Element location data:
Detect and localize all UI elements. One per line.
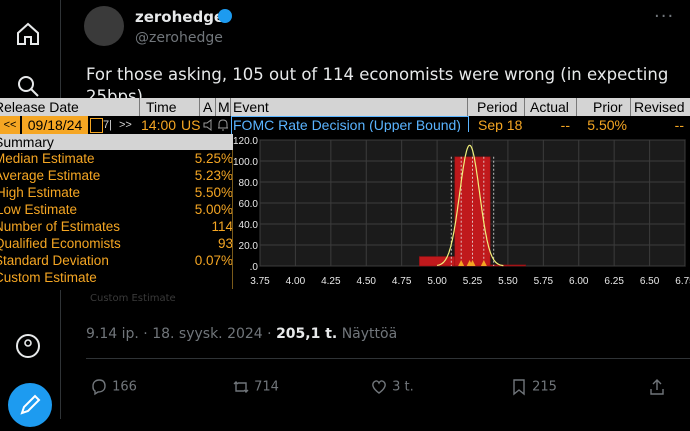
x-tick-label: 4.00 [286, 276, 306, 287]
reply-count: 166 [112, 379, 137, 395]
summary-value: 0.07% [194, 253, 233, 268]
header-revised: Revised [634, 99, 685, 115]
alert-speaker-icon[interactable] [202, 118, 215, 132]
y-tick-label: 100.0 [233, 157, 258, 168]
bookmark-button[interactable]: 215 [510, 378, 557, 396]
x-tick-label: 4.25 [321, 276, 341, 287]
compose-icon [20, 394, 41, 415]
header-m: M [218, 99, 230, 115]
prev-button[interactable]: << [0, 116, 20, 134]
repost-count: 714 [254, 379, 279, 395]
histogram-bar [419, 256, 456, 267]
profile-icon[interactable] [14, 332, 42, 360]
x-tick-label: 6.25 [604, 276, 624, 287]
summary-label: Low Estimate [0, 202, 78, 217]
summary-value: 5.00% [194, 202, 233, 217]
y-tick-label: 20.0 [239, 241, 259, 252]
estimates-histogram: 120.0 100.0 80.0 60.0 40.0 20.0 .0 3.75 4.00 4.25… [233, 132, 690, 290]
tweet-meta: 9.14 ip. · 18. syysk. 2024 · 205,1 t. Nä… [86, 326, 397, 342]
y-tick-label: 40.0 [239, 220, 259, 231]
header-release-date: Release Date [0, 99, 79, 115]
x-tick-label: 3.75 [250, 276, 270, 287]
column-header-row: Release Date Time A M Event Period Actua… [0, 98, 690, 116]
x-tick-label: 6.00 [569, 276, 589, 287]
like-count: 3 t. [392, 379, 414, 395]
divider [86, 358, 690, 359]
x-tick-label: 5.00 [427, 276, 447, 287]
bookmark-count: 215 [532, 379, 557, 395]
summary-value: 5.25% [194, 151, 233, 166]
alert-bell-icon[interactable] [216, 118, 230, 132]
tweet-timestamp[interactable]: 9.14 ip. · 18. syysk. 2024 · [86, 326, 272, 342]
x-tick-label: 5.50 [498, 276, 518, 287]
tweet-text-line-1: For those asking, 105 out of 114 economi… [86, 65, 669, 84]
x-tick-label: 4.50 [357, 276, 377, 287]
custom-estimate-footer: Custom Estimate [90, 293, 176, 304]
summary-title: Summary [0, 134, 233, 150]
bookmark-icon [513, 379, 525, 396]
next-button[interactable]: 7| [103, 116, 117, 134]
heart-icon [372, 380, 386, 394]
summary-table: Median Estimate 5.25% Average Estimate 5… [0, 150, 233, 289]
summary-value: 93 [217, 236, 233, 251]
views-count: 205,1 t. [276, 326, 338, 342]
x-tick-label: 6.75 [675, 276, 690, 287]
terminal-panel: Release Date Time A M Event Period Actua… [0, 98, 690, 290]
summary-label: Average Estimate [0, 168, 101, 183]
x-tick-label: 5.75 [534, 276, 554, 287]
header-period: Period [477, 99, 518, 115]
summary-value: 5.23% [194, 168, 233, 183]
date-input[interactable]: 09/18/24 [22, 116, 88, 134]
repost-icon [233, 381, 249, 393]
search-icon[interactable] [14, 72, 42, 100]
x-tick-label: 4.75 [392, 276, 412, 287]
share-icon [650, 379, 664, 395]
summary-label: Standard Deviation [0, 253, 109, 268]
reply-icon [92, 379, 106, 396]
event-country: US [181, 117, 201, 133]
y-tick-label: 60.0 [239, 199, 259, 210]
summary-value: 114 [211, 219, 233, 234]
home-icon[interactable] [14, 20, 42, 48]
header-actual: Actual [530, 99, 569, 115]
event-time: 14:00 [141, 117, 177, 133]
compose-button[interactable] [8, 383, 52, 427]
y-tick-label: .0 [250, 262, 259, 273]
author-handle[interactable]: @zerohedge [135, 30, 223, 46]
more-options-icon[interactable]: ··· [654, 6, 674, 27]
header-time: Time [146, 99, 177, 115]
repost-button[interactable]: 714 [232, 378, 279, 396]
summary-label: High Estimate [0, 185, 81, 200]
last-button[interactable]: >> [119, 116, 139, 134]
views-label: Näyttöä [341, 326, 398, 342]
y-tick-label: 80.0 [239, 178, 259, 189]
author-name[interactable]: zerohedge [135, 8, 224, 26]
summary-label: Qualified Economists [0, 236, 121, 251]
histogram-bar [489, 264, 526, 267]
y-tick-label: 120.0 [233, 136, 258, 147]
x-tick-label: 6.50 [640, 276, 660, 287]
x-tick-label: 5.25 [463, 276, 483, 287]
summary-label: Median Estimate [0, 151, 95, 166]
reply-button[interactable]: 166 [90, 378, 137, 396]
summary-label: Custom Estimate [0, 270, 97, 285]
verified-badge-icon [218, 9, 232, 23]
summary-value: 5.50% [194, 185, 233, 200]
like-button[interactable]: 3 t. [370, 378, 414, 396]
avatar[interactable] [84, 6, 124, 46]
header-prior: Prior [593, 99, 623, 115]
header-a: A [203, 99, 213, 115]
summary-label: Number of Estimates [0, 219, 121, 234]
calendar-icon[interactable] [90, 118, 103, 133]
header-event: Event [233, 99, 269, 115]
share-button[interactable] [648, 378, 666, 396]
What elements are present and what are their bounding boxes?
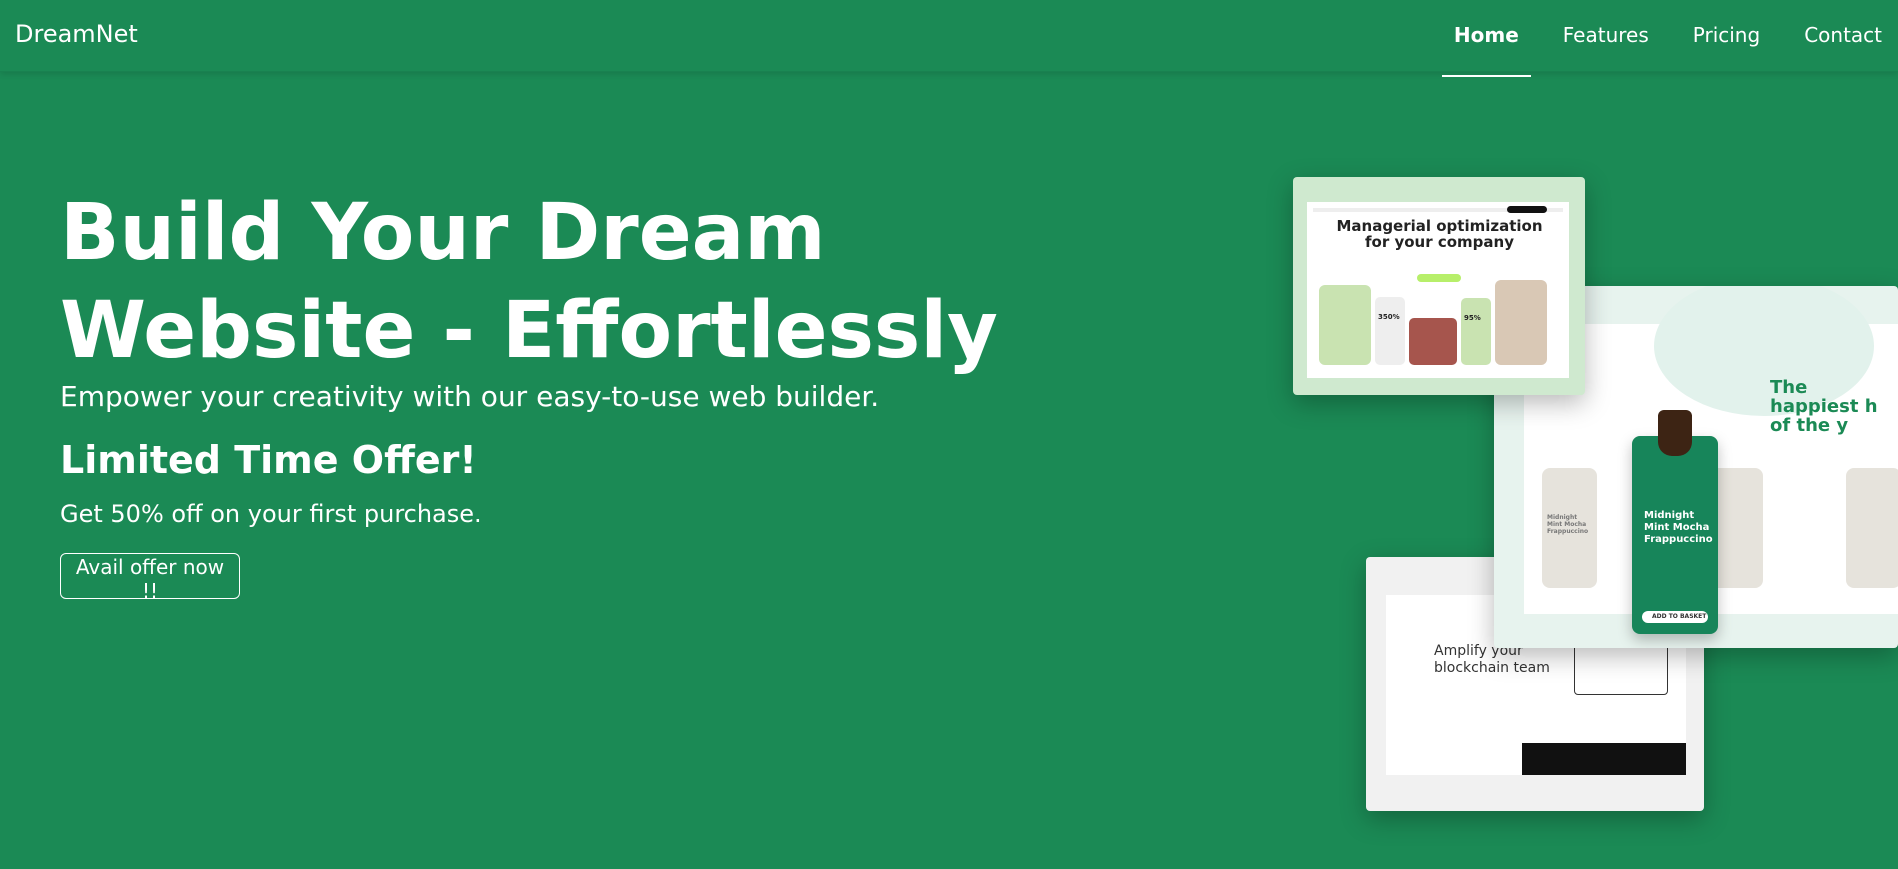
mockup-featured-card: Midnight Mint Mocha Frappuccino ADD TO B… xyxy=(1632,410,1718,634)
mockup-featured-title: Midnight Mint Mocha Frappuccino xyxy=(1644,510,1713,545)
mockup-stat1: 350% xyxy=(1378,313,1400,321)
mockup-card-stat2: 95% xyxy=(1461,298,1491,365)
top-navbar: DreamNet Home Features Pricing Contact xyxy=(0,0,1898,77)
mockup-frappuccino-image xyxy=(1658,410,1692,456)
nav-features[interactable]: Features xyxy=(1561,17,1651,55)
nav-pricing[interactable]: Pricing xyxy=(1691,17,1762,55)
mockup-drink-label: Midnight Mint Mocha Frappuccino xyxy=(1547,514,1589,535)
mockup-photo-woman xyxy=(1495,280,1547,365)
mockup-blockchain-footer xyxy=(1522,743,1686,775)
nav-menu: Home Features Pricing Contact xyxy=(1412,0,1884,77)
mockup-drink-card-1: Midnight Mint Mocha Frappuccino xyxy=(1542,468,1597,588)
hero-title: Build Your Dream Website - Effortlessly xyxy=(60,188,998,376)
avail-offer-button[interactable]: Avail offer now !! xyxy=(60,553,240,603)
nav-contact[interactable]: Contact xyxy=(1802,17,1884,55)
mockup-coffee-heading: The happiest h of the y xyxy=(1770,377,1878,436)
nav-home[interactable]: Home xyxy=(1441,17,1531,77)
mockup-add-basket-label: ADD TO BASKET xyxy=(1652,613,1707,620)
mockup-photo-team xyxy=(1409,318,1457,365)
brand-logo[interactable]: DreamNet xyxy=(15,20,138,48)
mockup-heading: Managerial optimization for your company xyxy=(1336,217,1543,251)
mockup-green-button xyxy=(1417,274,1461,282)
offer-title: Limited Time Offer! xyxy=(60,438,477,482)
mockup-managerial-screen: Managerial optimization for your company… xyxy=(1307,202,1569,378)
mockup-card-green xyxy=(1319,285,1371,365)
hero-subtitle: Empower your creativity with our easy-to… xyxy=(60,380,880,413)
mockup-stat2: 95% xyxy=(1464,314,1481,322)
mockup-card-stat1: 350% xyxy=(1375,297,1405,365)
mockup-add-basket-button: ADD TO BASKET xyxy=(1642,611,1708,623)
mockup-managerial: Managerial optimization for your company… xyxy=(1293,177,1585,395)
mockup-drink-card-3 xyxy=(1846,468,1898,588)
offer-text: Get 50% off on your first purchase. xyxy=(60,500,482,528)
mockup-blockchain-heading: Amplify your blockchain team xyxy=(1434,643,1550,676)
mockup-cta-pill xyxy=(1507,206,1547,213)
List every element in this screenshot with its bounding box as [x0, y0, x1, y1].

- [STATED EXERCISE]:
Reproduce everything from the line containing "mockup-featured-card: Midnight Mint" down to the line containing "avail-offer-button[interactable]: Avail offer", including both of those lines.

- [OUTPUT FOR THIS EXERCISE]:
mockup-featured-card: Midnight Mint Mocha Frappuccino ADD TO B… xyxy=(1632,410,1718,634)
mockup-featured-title: Midnight Mint Mocha Frappuccino xyxy=(1644,510,1713,545)
mockup-stat1: 350% xyxy=(1378,313,1400,321)
mockup-card-stat2: 95% xyxy=(1461,298,1491,365)
top-navbar: DreamNet Home Features Pricing Contact xyxy=(0,0,1898,77)
mockup-frappuccino-image xyxy=(1658,410,1692,456)
nav-features[interactable]: Features xyxy=(1561,17,1651,55)
nav-pricing[interactable]: Pricing xyxy=(1691,17,1762,55)
mockup-drink-label: Midnight Mint Mocha Frappuccino xyxy=(1547,514,1589,535)
mockup-photo-woman xyxy=(1495,280,1547,365)
mockup-blockchain-footer xyxy=(1522,743,1686,775)
nav-menu: Home Features Pricing Contact xyxy=(1412,0,1884,77)
mockup-drink-card-1: Midnight Mint Mocha Frappuccino xyxy=(1542,468,1597,588)
hero-title: Build Your Dream Website - Effortlessly xyxy=(60,188,998,376)
avail-offer-button[interactable]: Avail offer now !! xyxy=(60,553,240,603)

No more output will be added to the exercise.